Data entries:
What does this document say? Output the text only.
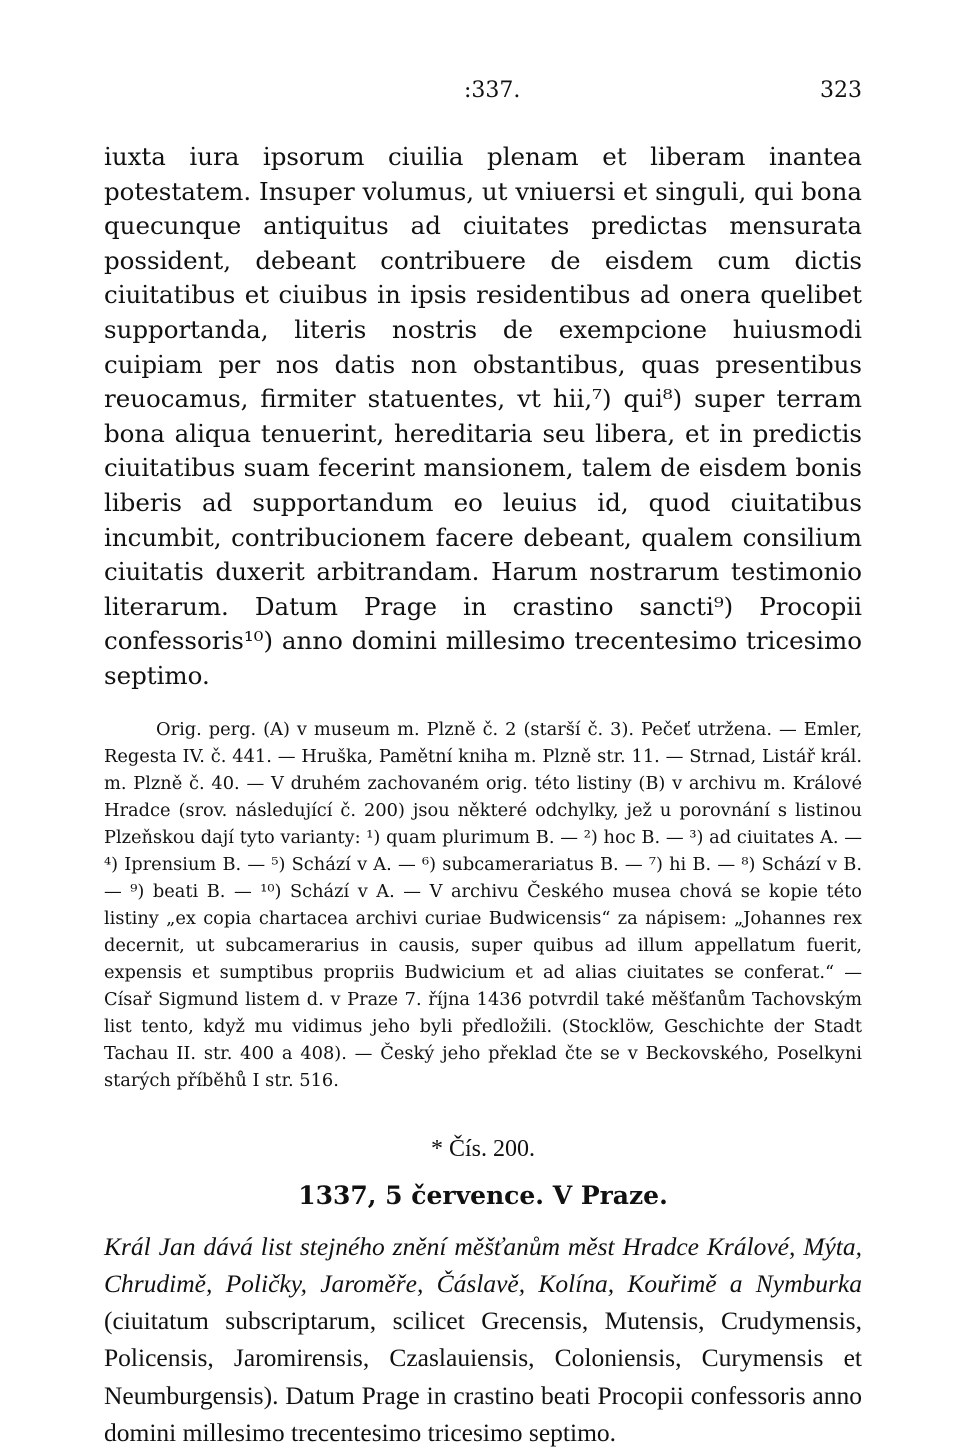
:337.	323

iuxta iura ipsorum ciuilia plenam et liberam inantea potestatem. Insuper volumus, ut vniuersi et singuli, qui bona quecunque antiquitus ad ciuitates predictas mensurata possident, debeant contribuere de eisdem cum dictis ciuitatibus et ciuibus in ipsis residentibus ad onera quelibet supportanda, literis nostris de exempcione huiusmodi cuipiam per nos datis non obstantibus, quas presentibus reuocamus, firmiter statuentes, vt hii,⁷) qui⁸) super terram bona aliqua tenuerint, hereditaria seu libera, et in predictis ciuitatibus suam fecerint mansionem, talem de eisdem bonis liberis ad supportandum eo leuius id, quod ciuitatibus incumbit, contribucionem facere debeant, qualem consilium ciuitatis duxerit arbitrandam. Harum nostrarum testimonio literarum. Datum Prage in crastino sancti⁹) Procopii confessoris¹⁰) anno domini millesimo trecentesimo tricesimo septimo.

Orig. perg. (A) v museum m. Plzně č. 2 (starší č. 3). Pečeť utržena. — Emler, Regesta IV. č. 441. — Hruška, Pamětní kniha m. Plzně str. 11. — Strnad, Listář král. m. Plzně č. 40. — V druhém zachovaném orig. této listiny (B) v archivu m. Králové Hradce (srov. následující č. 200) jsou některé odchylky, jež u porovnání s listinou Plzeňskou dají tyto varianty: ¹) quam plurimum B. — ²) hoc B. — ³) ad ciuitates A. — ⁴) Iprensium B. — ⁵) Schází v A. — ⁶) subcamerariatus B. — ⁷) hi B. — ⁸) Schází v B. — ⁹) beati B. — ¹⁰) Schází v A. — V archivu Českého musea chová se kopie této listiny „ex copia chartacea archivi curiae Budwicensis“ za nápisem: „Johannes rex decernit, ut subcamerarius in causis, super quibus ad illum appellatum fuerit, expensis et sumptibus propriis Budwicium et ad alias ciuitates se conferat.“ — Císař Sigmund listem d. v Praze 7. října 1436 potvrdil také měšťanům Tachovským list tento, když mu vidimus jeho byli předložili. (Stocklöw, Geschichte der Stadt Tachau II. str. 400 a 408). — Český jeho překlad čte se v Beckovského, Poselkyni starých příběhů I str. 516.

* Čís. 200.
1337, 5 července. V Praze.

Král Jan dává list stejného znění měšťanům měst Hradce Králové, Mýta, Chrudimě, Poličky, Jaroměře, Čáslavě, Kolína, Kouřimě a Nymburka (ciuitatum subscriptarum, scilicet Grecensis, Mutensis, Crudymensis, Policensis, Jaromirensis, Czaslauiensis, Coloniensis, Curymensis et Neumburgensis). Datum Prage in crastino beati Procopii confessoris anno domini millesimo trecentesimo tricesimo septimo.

Problem statement:
Pictures in the data above should not be copied; transcribe everything else exactly.

Written answer:
What does this document say? Output the text only.
:337.	323

iuxta iura ipsorum ciuilia plenam et liberam inantea potestatem. Insuper volumus, ut vniuersi et singuli, qui bona quecunque antiquitus ad ciuitates predictas mensurata possident, debeant contribuere de eisdem cum dictis ciuitatibus et ciuibus in ipsis residentibus ad onera quelibet supportanda, literis nostris de exempcione huiusmodi cuipiam per nos datis non obstantibus, quas presentibus reuocamus, firmiter statuentes, vt hii,⁷) qui⁸) super terram bona aliqua tenuerint, hereditaria seu libera, et in predictis ciuitatibus suam fecerint mansionem, talem de eisdem bonis liberis ad supportandum eo leuius id, quod ciuitatibus incumbit, contribucionem facere debeant, qualem consilium ciuitatis duxerit arbitrandam. Harum nostrarum testimonio literarum. Datum Prage in crastino sancti⁹) Procopii confessoris¹⁰) anno domini millesimo trecentesimo tricesimo septimo.

Orig. perg. (A) v museum m. Plzně č. 2 (starší č. 3). Pečeť utržena. — Emler, Regesta IV. č. 441. — Hruška, Pamětní kniha m. Plzně str. 11. — Strnad, Listář král. m. Plzně č. 40. — V druhém zachovaném orig. této listiny (B) v archivu m. Králové Hradce (srov. následující č. 200) jsou některé odchylky, jež u porovnání s listinou Plzeňskou dají tyto varianty: ¹) quam plurimum B. — ²) hoc B. — ³) ad ciuitates A. — ⁴) Iprensium B. — ⁵) Schází v A. — ⁶) subcamerariatus B. — ⁷) hi B. — ⁸) Schází v B. — ⁹) beati B. — ¹⁰) Schází v A. — V archivu Českého musea chová se kopie této listiny „ex copia chartacea archivi curiae Budwicensis“ za nápisem: „Johannes rex decernit, ut subcamerarius in causis, super quibus ad illum appellatum fuerit, expensis et sumptibus propriis Budwicium et ad alias ciuitates se conferat.“ — Císař Sigmund listem d. v Praze 7. října 1436 potvrdil také měšťanům Tachovským list tento, když mu vidimus jeho byli předložili. (Stocklöw, Geschichte der Stadt Tachau II. str. 400 a 408). — Český jeho překlad čte se v Beckovského, Poselkyni starých příběhů I str. 516.

* Čís. 200.
1337, 5 července. V Praze.

Král Jan dává list stejného znění měšťanům měst Hradce Králové, Mýta, Chrudimě, Poličky, Jaroměře, Čáslavě, Kolína, Kouřimě a Nymburka (ciuitatum subscriptarum, scilicet Grecensis, Mutensis, Crudymensis, Policensis, Jaromirensis, Czaslauiensis, Coloniensis, Curymensis et Neumburgensis). Datum Prage in crastino beati Procopii confessoris anno domini millesimo trecentesimo tricesimo septimo.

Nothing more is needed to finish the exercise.